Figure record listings
--

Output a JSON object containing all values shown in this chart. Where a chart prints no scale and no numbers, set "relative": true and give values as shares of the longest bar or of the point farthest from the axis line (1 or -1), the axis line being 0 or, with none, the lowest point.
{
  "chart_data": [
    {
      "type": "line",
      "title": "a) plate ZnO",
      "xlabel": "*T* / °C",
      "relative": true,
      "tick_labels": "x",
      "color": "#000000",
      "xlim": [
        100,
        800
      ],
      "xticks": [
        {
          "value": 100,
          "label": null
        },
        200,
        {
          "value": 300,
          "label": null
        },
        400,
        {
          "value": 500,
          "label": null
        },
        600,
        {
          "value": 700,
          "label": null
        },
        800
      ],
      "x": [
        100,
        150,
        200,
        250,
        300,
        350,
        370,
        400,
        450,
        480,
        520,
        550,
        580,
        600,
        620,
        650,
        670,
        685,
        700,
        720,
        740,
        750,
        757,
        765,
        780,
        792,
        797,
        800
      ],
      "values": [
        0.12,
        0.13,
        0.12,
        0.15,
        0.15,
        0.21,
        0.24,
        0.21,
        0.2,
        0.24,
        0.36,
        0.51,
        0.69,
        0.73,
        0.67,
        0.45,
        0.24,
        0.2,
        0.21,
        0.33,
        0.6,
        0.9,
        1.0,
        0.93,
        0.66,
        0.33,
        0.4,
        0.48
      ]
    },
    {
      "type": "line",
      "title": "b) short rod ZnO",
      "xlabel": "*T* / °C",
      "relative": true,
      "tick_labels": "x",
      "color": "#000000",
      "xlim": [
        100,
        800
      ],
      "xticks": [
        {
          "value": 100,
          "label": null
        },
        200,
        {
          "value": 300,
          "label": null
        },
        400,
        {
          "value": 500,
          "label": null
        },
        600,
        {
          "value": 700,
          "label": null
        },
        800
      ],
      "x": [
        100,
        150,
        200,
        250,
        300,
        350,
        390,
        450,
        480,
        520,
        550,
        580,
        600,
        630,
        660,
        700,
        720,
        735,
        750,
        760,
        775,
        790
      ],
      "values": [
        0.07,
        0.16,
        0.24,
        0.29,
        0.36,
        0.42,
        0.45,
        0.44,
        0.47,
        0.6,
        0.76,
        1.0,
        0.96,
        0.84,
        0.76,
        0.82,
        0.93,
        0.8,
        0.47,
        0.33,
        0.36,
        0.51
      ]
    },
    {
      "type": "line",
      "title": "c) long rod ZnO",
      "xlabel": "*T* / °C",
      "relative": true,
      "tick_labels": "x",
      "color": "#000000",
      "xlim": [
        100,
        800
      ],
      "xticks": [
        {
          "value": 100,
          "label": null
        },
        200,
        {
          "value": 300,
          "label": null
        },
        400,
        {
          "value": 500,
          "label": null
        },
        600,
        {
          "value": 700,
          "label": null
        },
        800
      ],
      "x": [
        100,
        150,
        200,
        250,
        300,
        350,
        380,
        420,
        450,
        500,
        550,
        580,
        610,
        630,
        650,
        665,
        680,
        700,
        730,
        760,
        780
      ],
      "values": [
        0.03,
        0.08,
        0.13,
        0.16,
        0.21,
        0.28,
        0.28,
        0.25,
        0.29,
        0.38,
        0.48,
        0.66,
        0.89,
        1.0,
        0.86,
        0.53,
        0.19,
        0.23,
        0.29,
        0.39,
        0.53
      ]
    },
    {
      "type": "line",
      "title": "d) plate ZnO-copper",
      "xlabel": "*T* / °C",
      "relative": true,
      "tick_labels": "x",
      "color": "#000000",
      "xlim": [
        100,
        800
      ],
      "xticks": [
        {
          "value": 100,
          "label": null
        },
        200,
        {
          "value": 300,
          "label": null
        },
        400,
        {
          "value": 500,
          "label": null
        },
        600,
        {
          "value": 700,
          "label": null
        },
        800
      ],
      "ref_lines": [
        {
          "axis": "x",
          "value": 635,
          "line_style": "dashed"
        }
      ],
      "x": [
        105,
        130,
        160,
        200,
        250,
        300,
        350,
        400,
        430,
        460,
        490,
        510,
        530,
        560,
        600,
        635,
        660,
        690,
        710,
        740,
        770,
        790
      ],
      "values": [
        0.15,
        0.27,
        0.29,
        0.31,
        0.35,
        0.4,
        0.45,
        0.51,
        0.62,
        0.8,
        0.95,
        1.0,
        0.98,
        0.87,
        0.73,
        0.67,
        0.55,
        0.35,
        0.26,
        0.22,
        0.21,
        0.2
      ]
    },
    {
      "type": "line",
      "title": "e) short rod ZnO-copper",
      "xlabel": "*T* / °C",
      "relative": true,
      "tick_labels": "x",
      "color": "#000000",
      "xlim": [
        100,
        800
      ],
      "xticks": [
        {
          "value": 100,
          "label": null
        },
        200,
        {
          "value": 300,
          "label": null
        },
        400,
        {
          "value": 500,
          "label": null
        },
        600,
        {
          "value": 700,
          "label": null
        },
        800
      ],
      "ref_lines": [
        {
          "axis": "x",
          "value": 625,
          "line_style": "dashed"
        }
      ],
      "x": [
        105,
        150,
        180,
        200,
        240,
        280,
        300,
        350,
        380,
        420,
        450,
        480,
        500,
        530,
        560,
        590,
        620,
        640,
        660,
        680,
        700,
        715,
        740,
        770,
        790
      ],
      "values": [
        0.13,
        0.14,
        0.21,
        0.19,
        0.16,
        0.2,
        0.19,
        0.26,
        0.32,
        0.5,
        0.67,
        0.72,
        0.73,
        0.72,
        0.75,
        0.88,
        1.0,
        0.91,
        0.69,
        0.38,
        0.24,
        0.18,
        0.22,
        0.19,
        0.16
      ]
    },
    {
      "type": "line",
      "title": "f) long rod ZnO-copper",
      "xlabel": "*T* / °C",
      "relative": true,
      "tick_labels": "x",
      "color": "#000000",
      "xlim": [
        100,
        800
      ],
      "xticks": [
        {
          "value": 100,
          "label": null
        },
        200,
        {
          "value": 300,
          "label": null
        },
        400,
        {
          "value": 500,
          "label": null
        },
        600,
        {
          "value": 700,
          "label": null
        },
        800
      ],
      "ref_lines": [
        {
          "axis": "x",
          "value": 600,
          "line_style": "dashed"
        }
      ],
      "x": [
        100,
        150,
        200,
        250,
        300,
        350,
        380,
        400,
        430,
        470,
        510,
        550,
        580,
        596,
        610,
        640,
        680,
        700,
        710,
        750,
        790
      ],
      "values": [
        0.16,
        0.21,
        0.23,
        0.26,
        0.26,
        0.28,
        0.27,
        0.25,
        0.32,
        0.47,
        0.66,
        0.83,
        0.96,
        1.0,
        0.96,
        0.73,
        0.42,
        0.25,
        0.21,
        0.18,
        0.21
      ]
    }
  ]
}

--

Task goal:
From the listing above, report the number of lines containing the string "copper", without any accompanying remarks.

Task answer:
3